# Materials provided start

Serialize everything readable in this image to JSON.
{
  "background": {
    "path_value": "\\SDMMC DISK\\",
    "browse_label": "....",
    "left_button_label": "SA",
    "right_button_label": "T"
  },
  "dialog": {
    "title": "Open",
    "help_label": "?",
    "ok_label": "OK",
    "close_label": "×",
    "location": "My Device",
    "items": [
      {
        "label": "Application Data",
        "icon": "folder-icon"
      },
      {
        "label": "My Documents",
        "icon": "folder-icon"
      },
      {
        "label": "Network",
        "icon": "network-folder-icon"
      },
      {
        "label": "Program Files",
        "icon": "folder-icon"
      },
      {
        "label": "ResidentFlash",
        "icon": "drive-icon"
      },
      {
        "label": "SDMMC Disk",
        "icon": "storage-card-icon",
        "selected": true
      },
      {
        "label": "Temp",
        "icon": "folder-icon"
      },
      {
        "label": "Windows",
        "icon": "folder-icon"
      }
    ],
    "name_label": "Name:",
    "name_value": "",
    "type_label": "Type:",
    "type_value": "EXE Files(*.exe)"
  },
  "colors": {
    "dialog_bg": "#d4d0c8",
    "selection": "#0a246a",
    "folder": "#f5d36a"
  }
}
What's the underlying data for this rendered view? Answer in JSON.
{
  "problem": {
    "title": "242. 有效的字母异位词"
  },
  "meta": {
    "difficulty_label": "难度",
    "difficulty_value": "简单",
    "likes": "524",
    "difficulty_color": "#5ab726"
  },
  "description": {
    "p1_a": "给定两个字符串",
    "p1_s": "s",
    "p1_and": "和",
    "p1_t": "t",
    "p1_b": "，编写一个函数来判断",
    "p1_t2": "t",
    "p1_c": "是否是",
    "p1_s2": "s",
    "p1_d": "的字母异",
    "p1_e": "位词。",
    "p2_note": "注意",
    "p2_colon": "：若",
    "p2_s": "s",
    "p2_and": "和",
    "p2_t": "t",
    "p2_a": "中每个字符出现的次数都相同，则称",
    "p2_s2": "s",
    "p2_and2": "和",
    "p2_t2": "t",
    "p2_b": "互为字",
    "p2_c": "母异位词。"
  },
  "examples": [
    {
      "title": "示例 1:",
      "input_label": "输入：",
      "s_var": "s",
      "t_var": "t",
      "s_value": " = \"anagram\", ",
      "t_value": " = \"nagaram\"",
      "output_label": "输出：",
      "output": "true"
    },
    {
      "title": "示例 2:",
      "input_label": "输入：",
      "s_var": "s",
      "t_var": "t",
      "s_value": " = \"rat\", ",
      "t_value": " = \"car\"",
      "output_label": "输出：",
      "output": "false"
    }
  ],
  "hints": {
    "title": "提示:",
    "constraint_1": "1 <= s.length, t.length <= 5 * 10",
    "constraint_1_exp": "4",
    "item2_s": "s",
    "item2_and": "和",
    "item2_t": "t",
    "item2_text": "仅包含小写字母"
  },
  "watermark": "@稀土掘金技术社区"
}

# Materials provided end

* The exercise
Word for word, extract all the records.

* Result
Serialize everything readable in this image to JSON.
{
  "background": {
    "path_value": "\\SDMMC DISK\\",
    "browse_label": "....",
    "left_button_label": "SA",
    "right_button_label": "T"
  },
  "dialog": {
    "title": "Open",
    "help_label": "?",
    "ok_label": "OK",
    "close_label": "×",
    "location": "My Device",
    "items": [
      {
        "label": "Application Data",
        "icon": "folder-icon"
      },
      {
        "label": "My Documents",
        "icon": "folder-icon"
      },
      {
        "label": "Network",
        "icon": "network-folder-icon"
      },
      {
        "label": "Program Files",
        "icon": "folder-icon"
      },
      {
        "label": "ResidentFlash",
        "icon": "drive-icon"
      },
      {
        "label": "SDMMC Disk",
        "icon": "storage-card-icon",
        "selected": true
      },
      {
        "label": "Temp",
        "icon": "folder-icon"
      },
      {
        "label": "Windows",
        "icon": "folder-icon"
      }
    ],
    "name_label": "Name:",
    "name_value": "",
    "type_label": "Type:",
    "type_value": "EXE Files(*.exe)"
  },
  "colors": {
    "dialog_bg": "#d4d0c8",
    "selection": "#0a246a",
    "folder": "#f5d36a"
  }
}
What's the underlying data for this rendered view? Answer in JSON.
{
  "problem": {
    "title": "242. 有效的字母异位词"
  },
  "meta": {
    "difficulty_label": "难度",
    "difficulty_value": "简单",
    "likes": "524",
    "difficulty_color": "#5ab726"
  },
  "description": {
    "p1_a": "给定两个字符串",
    "p1_s": "s",
    "p1_and": "和",
    "p1_t": "t",
    "p1_b": "，编写一个函数来判断",
    "p1_t2": "t",
    "p1_c": "是否是",
    "p1_s2": "s",
    "p1_d": "的字母异",
    "p1_e": "位词。",
    "p2_note": "注意",
    "p2_colon": "：若",
    "p2_s": "s",
    "p2_and": "和",
    "p2_t": "t",
    "p2_a": "中每个字符出现的次数都相同，则称",
    "p2_s2": "s",
    "p2_and2": "和",
    "p2_t2": "t",
    "p2_b": "互为字",
    "p2_c": "母异位词。"
  },
  "examples": [
    {
      "title": "示例 1:",
      "input_label": "输入：",
      "s_var": "s",
      "t_var": "t",
      "s_value": " = \"anagram\", ",
      "t_value": " = \"nagaram\"",
      "output_label": "输出：",
      "output": "true"
    },
    {
      "title": "示例 2:",
      "input_label": "输入：",
      "s_var": "s",
      "t_var": "t",
      "s_value": " = \"rat\", ",
      "t_value": " = \"car\"",
      "output_label": "输出：",
      "output": "false"
    }
  ],
  "hints": {
    "title": "提示:",
    "constraint_1": "1 <= s.length, t.length <= 5 * 10",
    "constraint_1_exp": "4",
    "item2_s": "s",
    "item2_and": "和",
    "item2_t": "t",
    "item2_text": "仅包含小写字母"
  },
  "watermark": "@稀土掘金技术社区"
}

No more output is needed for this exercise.